Request: Give all of the lines again, with nothing added or dropped.

Record extracts:
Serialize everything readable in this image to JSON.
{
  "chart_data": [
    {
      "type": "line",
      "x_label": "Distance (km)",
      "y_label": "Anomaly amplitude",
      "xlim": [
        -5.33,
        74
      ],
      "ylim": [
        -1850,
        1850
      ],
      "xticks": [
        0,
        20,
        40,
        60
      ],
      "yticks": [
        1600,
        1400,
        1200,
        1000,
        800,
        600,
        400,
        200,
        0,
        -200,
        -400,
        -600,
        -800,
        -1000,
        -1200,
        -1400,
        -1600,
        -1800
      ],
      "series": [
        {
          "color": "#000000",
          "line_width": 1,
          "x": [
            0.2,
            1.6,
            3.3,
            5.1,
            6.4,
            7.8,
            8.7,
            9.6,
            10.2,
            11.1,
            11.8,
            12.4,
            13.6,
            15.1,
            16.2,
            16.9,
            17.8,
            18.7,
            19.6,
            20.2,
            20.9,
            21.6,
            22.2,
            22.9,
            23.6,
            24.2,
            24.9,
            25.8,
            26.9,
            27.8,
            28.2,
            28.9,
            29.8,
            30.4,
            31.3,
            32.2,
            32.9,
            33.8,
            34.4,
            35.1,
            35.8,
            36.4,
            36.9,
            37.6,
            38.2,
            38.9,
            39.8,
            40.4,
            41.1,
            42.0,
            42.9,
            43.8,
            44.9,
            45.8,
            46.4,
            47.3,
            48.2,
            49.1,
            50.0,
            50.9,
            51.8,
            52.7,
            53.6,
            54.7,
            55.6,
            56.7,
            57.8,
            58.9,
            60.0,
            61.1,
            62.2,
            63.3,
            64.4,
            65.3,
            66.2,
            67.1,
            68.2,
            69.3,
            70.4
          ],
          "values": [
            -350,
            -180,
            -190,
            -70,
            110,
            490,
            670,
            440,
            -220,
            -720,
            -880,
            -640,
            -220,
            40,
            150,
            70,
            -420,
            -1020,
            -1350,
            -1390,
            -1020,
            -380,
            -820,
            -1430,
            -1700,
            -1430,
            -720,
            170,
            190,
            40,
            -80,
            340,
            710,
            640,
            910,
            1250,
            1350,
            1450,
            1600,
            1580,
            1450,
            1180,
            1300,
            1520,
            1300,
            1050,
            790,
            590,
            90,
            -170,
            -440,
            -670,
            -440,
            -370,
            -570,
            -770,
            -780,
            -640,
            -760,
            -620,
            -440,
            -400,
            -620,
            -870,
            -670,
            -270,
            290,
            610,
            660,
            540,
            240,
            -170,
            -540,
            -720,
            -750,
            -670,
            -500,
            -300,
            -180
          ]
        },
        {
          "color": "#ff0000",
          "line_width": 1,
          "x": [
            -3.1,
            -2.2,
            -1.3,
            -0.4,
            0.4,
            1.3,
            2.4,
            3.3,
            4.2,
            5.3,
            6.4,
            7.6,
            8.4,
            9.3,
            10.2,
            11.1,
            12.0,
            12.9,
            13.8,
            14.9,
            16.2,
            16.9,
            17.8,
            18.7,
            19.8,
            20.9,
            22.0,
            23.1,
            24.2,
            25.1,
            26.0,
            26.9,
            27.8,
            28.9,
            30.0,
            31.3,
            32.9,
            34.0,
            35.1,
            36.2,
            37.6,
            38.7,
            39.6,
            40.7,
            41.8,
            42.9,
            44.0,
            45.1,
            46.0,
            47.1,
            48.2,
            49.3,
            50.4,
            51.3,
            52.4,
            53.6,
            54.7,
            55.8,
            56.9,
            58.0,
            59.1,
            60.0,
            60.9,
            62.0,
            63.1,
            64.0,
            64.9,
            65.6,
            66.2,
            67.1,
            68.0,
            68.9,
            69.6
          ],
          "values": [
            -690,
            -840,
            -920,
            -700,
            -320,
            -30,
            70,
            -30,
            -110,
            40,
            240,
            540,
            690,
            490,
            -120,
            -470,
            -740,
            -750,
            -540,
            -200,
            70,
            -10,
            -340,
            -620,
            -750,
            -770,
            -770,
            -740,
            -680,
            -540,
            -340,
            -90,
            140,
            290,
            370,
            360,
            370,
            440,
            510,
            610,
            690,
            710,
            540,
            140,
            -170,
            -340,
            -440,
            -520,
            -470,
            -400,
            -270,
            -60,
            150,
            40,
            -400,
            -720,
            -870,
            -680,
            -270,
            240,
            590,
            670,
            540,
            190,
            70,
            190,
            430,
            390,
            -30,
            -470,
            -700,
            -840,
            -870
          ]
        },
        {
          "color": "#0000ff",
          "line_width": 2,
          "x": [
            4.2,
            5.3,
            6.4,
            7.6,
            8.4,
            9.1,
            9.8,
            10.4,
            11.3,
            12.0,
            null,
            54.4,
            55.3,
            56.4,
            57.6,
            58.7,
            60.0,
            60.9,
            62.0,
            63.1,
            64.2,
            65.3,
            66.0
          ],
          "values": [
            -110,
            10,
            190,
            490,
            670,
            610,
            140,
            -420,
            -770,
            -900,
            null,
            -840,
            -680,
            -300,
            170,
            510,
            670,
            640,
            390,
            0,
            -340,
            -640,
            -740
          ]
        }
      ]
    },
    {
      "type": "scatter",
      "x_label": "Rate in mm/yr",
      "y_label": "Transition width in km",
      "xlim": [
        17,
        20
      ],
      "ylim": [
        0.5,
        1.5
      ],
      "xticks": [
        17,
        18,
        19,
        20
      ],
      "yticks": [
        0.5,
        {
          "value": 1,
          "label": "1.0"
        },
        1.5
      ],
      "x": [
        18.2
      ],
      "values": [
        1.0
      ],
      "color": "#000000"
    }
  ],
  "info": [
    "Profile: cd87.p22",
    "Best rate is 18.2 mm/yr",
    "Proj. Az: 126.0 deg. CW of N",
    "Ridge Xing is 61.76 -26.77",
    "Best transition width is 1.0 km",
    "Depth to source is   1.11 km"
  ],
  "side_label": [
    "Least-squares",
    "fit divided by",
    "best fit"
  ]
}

Result:
Serialize everything readable in this image to JSON.
{
  "chart_data": [
    {
      "type": "line",
      "x_label": "Distance (km)",
      "y_label": "Anomaly amplitude",
      "xlim": [
        -5.33,
        74
      ],
      "ylim": [
        -1850,
        1850
      ],
      "xticks": [
        0,
        20,
        40,
        60
      ],
      "yticks": [
        1600,
        1400,
        1200,
        1000,
        800,
        600,
        400,
        200,
        0,
        -200,
        -400,
        -600,
        -800,
        -1000,
        -1200,
        -1400,
        -1600,
        -1800
      ],
      "series": [
        {
          "color": "#000000",
          "line_width": 1,
          "x": [
            0.2,
            1.6,
            3.3,
            5.1,
            6.4,
            7.8,
            8.7,
            9.6,
            10.2,
            11.1,
            11.8,
            12.4,
            13.6,
            15.1,
            16.2,
            16.9,
            17.8,
            18.7,
            19.6,
            20.2,
            20.9,
            21.6,
            22.2,
            22.9,
            23.6,
            24.2,
            24.9,
            25.8,
            26.9,
            27.8,
            28.2,
            28.9,
            29.8,
            30.4,
            31.3,
            32.2,
            32.9,
            33.8,
            34.4,
            35.1,
            35.8,
            36.4,
            36.9,
            37.6,
            38.2,
            38.9,
            39.8,
            40.4,
            41.1,
            42.0,
            42.9,
            43.8,
            44.9,
            45.8,
            46.4,
            47.3,
            48.2,
            49.1,
            50.0,
            50.9,
            51.8,
            52.7,
            53.6,
            54.7,
            55.6,
            56.7,
            57.8,
            58.9,
            60.0,
            61.1,
            62.2,
            63.3,
            64.4,
            65.3,
            66.2,
            67.1,
            68.2,
            69.3,
            70.4
          ],
          "values": [
            -350,
            -180,
            -190,
            -70,
            110,
            490,
            670,
            440,
            -220,
            -720,
            -880,
            -640,
            -220,
            40,
            150,
            70,
            -420,
            -1020,
            -1350,
            -1390,
            -1020,
            -380,
            -820,
            -1430,
            -1700,
            -1430,
            -720,
            170,
            190,
            40,
            -80,
            340,
            710,
            640,
            910,
            1250,
            1350,
            1450,
            1600,
            1580,
            1450,
            1180,
            1300,
            1520,
            1300,
            1050,
            790,
            590,
            90,
            -170,
            -440,
            -670,
            -440,
            -370,
            -570,
            -770,
            -780,
            -640,
            -760,
            -620,
            -440,
            -400,
            -620,
            -870,
            -670,
            -270,
            290,
            610,
            660,
            540,
            240,
            -170,
            -540,
            -720,
            -750,
            -670,
            -500,
            -300,
            -180
          ]
        },
        {
          "color": "#ff0000",
          "line_width": 1,
          "x": [
            -3.1,
            -2.2,
            -1.3,
            -0.4,
            0.4,
            1.3,
            2.4,
            3.3,
            4.2,
            5.3,
            6.4,
            7.6,
            8.4,
            9.3,
            10.2,
            11.1,
            12.0,
            12.9,
            13.8,
            14.9,
            16.2,
            16.9,
            17.8,
            18.7,
            19.8,
            20.9,
            22.0,
            23.1,
            24.2,
            25.1,
            26.0,
            26.9,
            27.8,
            28.9,
            30.0,
            31.3,
            32.9,
            34.0,
            35.1,
            36.2,
            37.6,
            38.7,
            39.6,
            40.7,
            41.8,
            42.9,
            44.0,
            45.1,
            46.0,
            47.1,
            48.2,
            49.3,
            50.4,
            51.3,
            52.4,
            53.6,
            54.7,
            55.8,
            56.9,
            58.0,
            59.1,
            60.0,
            60.9,
            62.0,
            63.1,
            64.0,
            64.9,
            65.6,
            66.2,
            67.1,
            68.0,
            68.9,
            69.6
          ],
          "values": [
            -690,
            -840,
            -920,
            -700,
            -320,
            -30,
            70,
            -30,
            -110,
            40,
            240,
            540,
            690,
            490,
            -120,
            -470,
            -740,
            -750,
            -540,
            -200,
            70,
            -10,
            -340,
            -620,
            -750,
            -770,
            -770,
            -740,
            -680,
            -540,
            -340,
            -90,
            140,
            290,
            370,
            360,
            370,
            440,
            510,
            610,
            690,
            710,
            540,
            140,
            -170,
            -340,
            -440,
            -520,
            -470,
            -400,
            -270,
            -60,
            150,
            40,
            -400,
            -720,
            -870,
            -680,
            -270,
            240,
            590,
            670,
            540,
            190,
            70,
            190,
            430,
            390,
            -30,
            -470,
            -700,
            -840,
            -870
          ]
        },
        {
          "color": "#0000ff",
          "line_width": 2,
          "x": [
            4.2,
            5.3,
            6.4,
            7.6,
            8.4,
            9.1,
            9.8,
            10.4,
            11.3,
            12.0,
            null,
            54.4,
            55.3,
            56.4,
            57.6,
            58.7,
            60.0,
            60.9,
            62.0,
            63.1,
            64.2,
            65.3,
            66.0
          ],
          "values": [
            -110,
            10,
            190,
            490,
            670,
            610,
            140,
            -420,
            -770,
            -900,
            null,
            -840,
            -680,
            -300,
            170,
            510,
            670,
            640,
            390,
            0,
            -340,
            -640,
            -740
          ]
        }
      ]
    },
    {
      "type": "scatter",
      "x_label": "Rate in mm/yr",
      "y_label": "Transition width in km",
      "xlim": [
        17,
        20
      ],
      "ylim": [
        0.5,
        1.5
      ],
      "xticks": [
        17,
        18,
        19,
        20
      ],
      "yticks": [
        0.5,
        {
          "value": 1,
          "label": "1.0"
        },
        1.5
      ],
      "x": [
        18.2
      ],
      "values": [
        1.0
      ],
      "color": "#000000"
    }
  ],
  "info": [
    "Profile: cd87.p22",
    "Best rate is 18.2 mm/yr",
    "Proj. Az: 126.0 deg. CW of N",
    "Ridge Xing is 61.76 -26.77",
    "Best transition width is 1.0 km",
    "Depth to source is   1.11 km"
  ],
  "side_label": [
    "Least-squares",
    "fit divided by",
    "best fit"
  ]
}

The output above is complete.